:: Exercise instructions ::
Filter the listing below, copying every line in which the word "record" appears.

:: Source material ::
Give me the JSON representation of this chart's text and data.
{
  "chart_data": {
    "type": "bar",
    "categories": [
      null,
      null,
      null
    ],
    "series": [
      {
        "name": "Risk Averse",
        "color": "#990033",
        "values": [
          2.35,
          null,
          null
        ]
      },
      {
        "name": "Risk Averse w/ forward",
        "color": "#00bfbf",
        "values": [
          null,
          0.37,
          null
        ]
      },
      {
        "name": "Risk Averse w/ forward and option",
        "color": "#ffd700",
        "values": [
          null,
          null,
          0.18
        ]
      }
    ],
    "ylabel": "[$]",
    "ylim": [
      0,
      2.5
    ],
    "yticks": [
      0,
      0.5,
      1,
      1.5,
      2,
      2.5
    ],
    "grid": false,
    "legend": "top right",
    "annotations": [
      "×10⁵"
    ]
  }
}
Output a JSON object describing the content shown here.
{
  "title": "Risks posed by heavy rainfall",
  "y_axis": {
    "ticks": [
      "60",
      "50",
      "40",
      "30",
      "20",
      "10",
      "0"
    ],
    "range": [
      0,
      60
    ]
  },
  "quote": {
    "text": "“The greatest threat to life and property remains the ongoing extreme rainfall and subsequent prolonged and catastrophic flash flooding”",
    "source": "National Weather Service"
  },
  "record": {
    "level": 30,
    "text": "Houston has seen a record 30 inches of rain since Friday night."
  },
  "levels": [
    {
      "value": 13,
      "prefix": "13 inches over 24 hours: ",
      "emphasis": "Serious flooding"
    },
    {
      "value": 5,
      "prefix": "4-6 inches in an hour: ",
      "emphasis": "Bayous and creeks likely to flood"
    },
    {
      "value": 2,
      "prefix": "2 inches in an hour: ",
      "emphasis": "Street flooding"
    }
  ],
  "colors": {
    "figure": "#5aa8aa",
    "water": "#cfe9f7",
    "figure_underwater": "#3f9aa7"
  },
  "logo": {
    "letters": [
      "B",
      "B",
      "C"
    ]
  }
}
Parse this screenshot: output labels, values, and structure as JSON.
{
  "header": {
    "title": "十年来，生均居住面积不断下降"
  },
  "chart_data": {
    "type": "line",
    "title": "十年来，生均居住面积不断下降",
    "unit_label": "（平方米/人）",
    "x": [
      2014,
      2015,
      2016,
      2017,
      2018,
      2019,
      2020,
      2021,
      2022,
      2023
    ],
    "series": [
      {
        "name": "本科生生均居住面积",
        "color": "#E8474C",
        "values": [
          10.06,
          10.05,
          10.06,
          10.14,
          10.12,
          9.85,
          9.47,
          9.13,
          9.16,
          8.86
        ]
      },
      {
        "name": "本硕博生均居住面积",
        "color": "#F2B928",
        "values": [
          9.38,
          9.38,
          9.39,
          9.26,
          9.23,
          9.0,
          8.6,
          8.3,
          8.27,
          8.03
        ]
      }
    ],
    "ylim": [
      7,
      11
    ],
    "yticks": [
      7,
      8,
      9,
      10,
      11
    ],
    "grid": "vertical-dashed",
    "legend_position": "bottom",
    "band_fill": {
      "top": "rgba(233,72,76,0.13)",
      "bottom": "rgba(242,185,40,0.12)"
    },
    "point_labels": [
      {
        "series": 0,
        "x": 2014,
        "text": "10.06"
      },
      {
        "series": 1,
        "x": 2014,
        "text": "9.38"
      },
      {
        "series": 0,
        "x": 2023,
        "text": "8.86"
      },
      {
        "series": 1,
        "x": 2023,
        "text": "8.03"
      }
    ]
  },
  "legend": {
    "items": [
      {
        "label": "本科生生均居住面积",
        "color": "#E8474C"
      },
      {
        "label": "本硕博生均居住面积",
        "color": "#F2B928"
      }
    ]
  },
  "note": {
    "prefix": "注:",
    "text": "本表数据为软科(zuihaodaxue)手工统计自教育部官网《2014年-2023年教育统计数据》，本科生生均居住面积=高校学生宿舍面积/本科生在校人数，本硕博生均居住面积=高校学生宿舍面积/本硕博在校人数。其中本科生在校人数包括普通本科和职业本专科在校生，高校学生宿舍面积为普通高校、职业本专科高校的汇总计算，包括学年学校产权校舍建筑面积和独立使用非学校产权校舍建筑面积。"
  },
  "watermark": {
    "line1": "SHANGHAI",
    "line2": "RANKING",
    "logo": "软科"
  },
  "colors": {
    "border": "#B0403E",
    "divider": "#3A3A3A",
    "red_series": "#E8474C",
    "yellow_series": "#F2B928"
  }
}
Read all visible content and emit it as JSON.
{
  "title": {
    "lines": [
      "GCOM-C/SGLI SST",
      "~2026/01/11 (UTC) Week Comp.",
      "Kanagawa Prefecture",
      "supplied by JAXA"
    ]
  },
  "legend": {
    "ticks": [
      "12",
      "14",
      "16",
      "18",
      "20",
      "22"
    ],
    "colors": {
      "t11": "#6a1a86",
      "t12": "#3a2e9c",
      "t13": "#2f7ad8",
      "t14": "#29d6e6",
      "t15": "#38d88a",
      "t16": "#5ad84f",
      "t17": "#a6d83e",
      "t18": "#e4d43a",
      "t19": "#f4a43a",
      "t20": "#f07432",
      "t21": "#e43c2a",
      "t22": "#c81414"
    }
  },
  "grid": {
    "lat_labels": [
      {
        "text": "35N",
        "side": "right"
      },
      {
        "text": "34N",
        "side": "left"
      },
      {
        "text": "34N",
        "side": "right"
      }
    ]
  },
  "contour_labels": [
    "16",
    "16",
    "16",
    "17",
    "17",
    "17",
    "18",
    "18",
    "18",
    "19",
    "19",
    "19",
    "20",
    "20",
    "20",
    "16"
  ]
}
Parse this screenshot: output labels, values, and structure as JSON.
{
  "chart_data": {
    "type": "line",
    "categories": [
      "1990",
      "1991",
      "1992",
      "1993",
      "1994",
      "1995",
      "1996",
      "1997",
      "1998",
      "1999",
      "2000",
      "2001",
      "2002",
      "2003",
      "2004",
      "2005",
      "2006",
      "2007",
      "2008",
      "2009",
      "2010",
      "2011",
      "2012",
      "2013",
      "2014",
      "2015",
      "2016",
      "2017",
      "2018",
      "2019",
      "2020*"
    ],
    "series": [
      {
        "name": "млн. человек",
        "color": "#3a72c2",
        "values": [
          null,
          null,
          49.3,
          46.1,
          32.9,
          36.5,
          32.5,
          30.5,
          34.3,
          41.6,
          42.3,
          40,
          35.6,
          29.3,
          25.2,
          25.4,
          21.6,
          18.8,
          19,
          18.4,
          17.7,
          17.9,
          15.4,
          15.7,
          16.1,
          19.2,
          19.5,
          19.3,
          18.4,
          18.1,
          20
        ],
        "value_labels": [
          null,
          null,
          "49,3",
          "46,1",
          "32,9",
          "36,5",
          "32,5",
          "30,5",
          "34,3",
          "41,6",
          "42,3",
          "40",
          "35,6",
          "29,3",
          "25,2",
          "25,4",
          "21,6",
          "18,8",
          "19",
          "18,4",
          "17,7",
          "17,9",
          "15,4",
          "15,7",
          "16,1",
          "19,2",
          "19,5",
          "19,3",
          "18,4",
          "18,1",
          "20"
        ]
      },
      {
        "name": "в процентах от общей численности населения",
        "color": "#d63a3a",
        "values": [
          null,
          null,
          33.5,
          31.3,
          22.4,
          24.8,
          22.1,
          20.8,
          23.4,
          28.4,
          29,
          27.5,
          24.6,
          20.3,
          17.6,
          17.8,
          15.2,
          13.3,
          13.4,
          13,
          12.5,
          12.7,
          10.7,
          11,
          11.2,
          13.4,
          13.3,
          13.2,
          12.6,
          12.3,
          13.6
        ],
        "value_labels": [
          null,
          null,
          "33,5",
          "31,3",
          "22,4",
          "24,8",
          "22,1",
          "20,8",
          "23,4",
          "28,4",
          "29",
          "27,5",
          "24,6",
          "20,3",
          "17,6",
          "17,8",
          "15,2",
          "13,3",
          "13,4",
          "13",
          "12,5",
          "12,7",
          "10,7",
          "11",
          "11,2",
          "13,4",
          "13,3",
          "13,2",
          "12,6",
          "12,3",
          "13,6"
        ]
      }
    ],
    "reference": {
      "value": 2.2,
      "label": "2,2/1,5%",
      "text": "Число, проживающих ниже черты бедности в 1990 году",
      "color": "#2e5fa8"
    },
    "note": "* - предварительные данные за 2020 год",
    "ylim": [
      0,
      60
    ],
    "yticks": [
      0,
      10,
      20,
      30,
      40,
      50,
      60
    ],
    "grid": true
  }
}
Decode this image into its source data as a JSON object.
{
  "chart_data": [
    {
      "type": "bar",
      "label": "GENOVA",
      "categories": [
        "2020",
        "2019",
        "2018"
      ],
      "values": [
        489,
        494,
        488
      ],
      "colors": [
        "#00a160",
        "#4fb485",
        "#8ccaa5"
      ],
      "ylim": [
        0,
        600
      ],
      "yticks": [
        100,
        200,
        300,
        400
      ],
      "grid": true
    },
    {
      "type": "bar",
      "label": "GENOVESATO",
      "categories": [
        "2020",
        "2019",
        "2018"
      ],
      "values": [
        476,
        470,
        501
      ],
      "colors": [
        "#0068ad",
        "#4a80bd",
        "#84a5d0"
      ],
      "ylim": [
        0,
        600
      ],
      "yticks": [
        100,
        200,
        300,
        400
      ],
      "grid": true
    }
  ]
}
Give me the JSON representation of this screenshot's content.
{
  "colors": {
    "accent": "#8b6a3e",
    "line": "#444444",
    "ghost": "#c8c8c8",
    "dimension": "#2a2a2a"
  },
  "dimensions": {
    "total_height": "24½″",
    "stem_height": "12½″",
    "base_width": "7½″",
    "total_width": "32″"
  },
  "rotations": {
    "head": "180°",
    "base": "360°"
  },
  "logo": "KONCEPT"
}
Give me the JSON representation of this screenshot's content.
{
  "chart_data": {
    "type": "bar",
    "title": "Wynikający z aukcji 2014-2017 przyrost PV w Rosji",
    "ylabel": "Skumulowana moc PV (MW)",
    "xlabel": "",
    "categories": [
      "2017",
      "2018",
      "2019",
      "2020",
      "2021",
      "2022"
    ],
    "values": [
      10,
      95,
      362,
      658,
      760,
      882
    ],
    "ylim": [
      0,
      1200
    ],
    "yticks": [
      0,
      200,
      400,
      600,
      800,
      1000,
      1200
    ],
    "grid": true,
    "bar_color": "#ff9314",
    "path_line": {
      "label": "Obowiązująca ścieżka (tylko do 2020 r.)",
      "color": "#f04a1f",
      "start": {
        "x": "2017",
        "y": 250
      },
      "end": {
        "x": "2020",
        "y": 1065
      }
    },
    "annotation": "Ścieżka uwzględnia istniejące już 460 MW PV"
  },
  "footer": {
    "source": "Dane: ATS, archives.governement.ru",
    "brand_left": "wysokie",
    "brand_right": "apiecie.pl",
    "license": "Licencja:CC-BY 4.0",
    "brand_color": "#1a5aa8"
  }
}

:: Reply ::
  "record": {
    "text": "Houston has seen a record 30 inches of rain since Friday night."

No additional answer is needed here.